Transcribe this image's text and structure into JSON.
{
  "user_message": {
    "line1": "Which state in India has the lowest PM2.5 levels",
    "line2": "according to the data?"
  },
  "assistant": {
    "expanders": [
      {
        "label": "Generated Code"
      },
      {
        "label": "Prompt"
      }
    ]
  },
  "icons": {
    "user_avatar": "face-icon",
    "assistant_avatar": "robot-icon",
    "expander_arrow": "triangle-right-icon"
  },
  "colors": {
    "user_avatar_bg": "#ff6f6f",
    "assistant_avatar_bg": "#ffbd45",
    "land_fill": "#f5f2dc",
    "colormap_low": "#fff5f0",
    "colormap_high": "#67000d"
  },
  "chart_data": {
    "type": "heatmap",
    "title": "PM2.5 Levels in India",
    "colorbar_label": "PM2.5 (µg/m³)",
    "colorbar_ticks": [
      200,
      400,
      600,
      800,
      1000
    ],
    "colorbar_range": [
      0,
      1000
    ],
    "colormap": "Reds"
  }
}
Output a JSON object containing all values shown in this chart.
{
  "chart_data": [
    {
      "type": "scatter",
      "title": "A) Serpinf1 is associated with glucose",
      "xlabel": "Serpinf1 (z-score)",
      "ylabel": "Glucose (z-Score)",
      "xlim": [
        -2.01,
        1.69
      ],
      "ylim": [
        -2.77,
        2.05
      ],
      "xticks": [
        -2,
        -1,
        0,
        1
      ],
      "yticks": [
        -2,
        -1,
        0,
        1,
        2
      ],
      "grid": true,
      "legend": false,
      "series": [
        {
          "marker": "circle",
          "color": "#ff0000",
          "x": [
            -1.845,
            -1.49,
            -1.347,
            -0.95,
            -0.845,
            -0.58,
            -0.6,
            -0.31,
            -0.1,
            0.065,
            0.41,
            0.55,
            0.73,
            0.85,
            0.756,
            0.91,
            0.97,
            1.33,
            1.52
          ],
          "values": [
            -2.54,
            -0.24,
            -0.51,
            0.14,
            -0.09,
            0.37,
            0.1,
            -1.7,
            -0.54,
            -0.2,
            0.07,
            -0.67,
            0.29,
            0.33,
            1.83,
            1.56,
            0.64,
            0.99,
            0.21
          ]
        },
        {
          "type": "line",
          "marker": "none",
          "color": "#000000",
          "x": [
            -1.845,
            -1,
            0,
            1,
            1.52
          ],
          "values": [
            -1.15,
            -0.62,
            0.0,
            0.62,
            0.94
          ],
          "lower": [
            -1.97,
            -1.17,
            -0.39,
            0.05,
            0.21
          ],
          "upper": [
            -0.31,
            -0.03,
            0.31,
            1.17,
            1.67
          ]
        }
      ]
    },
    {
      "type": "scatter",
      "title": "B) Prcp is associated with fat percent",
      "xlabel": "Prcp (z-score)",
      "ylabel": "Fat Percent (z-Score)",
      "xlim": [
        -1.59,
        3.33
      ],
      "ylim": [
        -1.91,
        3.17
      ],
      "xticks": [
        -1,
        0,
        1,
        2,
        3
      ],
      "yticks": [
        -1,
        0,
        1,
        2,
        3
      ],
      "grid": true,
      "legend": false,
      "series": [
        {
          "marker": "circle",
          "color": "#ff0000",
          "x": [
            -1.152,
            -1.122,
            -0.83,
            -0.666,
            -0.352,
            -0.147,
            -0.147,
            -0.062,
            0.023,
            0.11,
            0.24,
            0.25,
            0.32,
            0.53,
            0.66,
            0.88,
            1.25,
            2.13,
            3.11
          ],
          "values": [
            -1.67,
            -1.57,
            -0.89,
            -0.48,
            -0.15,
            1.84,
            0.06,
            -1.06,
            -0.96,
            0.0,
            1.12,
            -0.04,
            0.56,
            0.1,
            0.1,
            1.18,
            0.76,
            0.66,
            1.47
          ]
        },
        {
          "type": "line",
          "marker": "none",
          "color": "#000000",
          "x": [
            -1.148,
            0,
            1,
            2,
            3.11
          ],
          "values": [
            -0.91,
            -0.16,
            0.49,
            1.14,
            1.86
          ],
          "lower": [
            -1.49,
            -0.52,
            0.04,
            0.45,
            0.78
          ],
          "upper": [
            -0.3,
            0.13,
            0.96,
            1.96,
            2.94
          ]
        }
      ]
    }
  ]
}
==
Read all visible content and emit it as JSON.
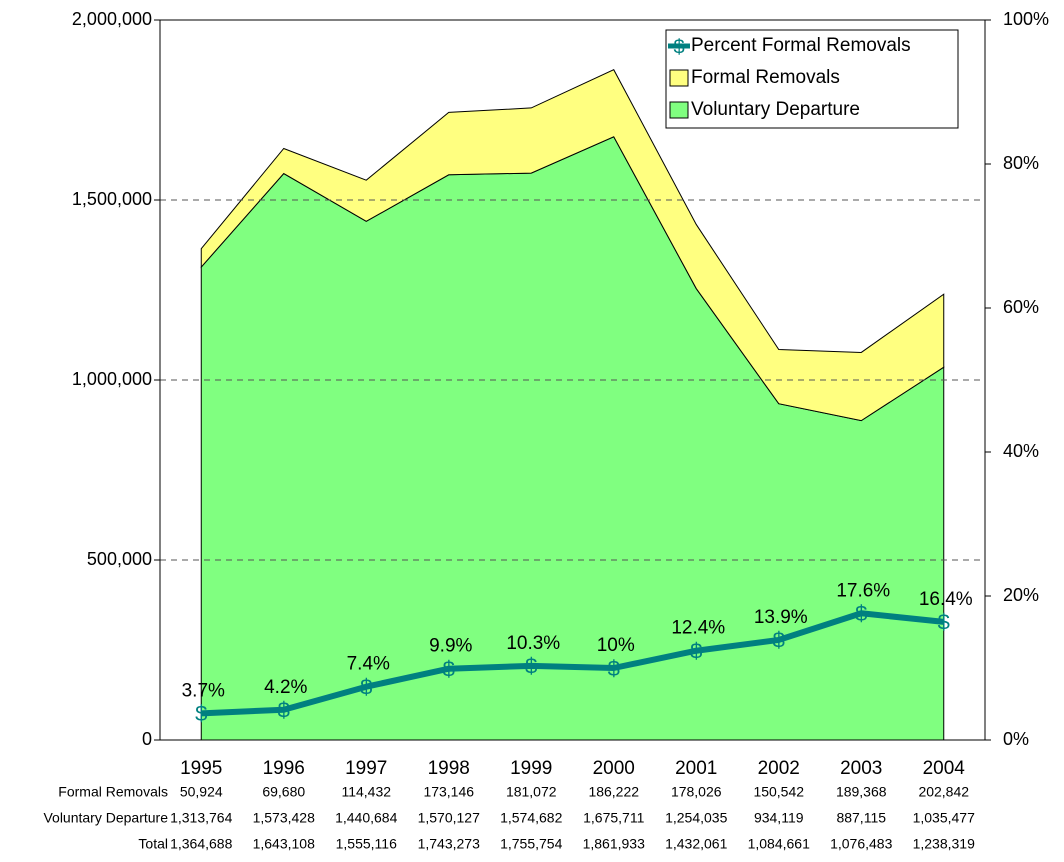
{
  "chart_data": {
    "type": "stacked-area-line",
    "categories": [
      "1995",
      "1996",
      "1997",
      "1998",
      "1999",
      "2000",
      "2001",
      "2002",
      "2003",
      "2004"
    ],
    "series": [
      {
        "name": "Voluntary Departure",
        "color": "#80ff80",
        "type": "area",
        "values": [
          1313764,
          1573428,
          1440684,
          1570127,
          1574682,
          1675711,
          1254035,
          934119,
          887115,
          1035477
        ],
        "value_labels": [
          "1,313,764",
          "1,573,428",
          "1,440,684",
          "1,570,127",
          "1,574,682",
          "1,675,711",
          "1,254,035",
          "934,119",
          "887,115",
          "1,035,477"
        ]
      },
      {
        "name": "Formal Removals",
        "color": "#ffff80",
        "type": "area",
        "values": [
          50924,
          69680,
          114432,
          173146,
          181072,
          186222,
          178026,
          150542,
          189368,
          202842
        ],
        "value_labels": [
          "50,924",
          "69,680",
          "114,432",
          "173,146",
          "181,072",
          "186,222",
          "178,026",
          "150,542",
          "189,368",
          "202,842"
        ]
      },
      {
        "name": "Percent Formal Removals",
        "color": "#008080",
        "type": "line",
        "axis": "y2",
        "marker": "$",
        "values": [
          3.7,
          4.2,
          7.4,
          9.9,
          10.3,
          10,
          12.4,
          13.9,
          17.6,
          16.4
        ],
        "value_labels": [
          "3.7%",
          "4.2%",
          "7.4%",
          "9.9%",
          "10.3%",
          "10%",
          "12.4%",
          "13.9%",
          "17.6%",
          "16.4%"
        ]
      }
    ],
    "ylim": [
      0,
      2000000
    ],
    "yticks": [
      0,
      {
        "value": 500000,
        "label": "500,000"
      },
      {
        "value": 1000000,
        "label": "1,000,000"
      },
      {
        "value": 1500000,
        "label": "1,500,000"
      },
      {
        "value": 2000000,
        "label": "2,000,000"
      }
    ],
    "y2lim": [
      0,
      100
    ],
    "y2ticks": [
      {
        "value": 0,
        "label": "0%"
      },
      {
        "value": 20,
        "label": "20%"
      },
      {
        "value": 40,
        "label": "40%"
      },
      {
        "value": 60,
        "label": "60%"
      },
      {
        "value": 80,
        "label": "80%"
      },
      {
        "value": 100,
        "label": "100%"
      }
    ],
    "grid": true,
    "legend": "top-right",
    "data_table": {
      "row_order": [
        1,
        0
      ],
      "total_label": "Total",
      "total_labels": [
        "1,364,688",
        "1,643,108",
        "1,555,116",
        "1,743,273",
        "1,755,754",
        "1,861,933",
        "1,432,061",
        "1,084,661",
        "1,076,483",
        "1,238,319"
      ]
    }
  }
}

● What is required: Write down every line of the data above that includes the string "JSON".

● Output below:
Transcribe this image's text and structure into JSON.
Output a JSON object containing all values shown in this chart.
Read all visible content and emit it as JSON.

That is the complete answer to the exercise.